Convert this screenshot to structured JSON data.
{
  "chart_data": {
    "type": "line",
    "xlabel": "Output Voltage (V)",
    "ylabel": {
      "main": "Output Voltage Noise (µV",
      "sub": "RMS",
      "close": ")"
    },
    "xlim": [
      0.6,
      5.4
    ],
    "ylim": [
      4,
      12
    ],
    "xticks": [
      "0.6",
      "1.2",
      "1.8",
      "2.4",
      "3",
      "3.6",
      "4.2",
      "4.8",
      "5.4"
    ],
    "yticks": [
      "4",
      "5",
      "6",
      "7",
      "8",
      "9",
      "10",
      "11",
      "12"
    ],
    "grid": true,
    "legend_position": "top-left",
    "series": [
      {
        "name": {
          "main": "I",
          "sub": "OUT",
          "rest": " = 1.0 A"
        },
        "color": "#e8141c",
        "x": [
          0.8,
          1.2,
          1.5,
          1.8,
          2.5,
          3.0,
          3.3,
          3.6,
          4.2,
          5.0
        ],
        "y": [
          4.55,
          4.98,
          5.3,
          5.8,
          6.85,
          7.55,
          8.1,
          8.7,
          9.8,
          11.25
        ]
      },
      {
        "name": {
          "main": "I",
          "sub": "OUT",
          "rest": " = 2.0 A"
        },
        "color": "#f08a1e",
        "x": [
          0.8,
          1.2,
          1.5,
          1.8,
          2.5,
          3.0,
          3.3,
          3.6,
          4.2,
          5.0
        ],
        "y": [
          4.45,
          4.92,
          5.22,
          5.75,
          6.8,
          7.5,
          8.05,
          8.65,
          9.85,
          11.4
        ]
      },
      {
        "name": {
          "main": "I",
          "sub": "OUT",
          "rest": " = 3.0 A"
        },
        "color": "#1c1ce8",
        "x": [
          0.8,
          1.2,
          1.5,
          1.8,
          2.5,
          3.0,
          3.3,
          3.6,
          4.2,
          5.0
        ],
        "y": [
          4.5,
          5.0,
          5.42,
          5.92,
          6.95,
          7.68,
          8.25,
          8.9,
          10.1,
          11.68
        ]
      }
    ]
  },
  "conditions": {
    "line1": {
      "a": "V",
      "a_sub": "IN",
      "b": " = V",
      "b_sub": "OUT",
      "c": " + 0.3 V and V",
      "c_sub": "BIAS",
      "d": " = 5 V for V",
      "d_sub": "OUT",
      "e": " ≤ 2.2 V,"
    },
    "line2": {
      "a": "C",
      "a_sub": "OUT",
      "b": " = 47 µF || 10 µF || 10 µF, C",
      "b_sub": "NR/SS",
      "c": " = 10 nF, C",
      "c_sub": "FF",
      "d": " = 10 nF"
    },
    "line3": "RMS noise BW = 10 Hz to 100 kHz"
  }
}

○ ○ ○ ○ ○

*WRITTEN PROBLEM:* Show every line of the records above that contains the word "Output".

*SOLUTION BELOW:*
    "xlabel": "Output Voltage (V)",
      "main": "Output Voltage Noise (µV",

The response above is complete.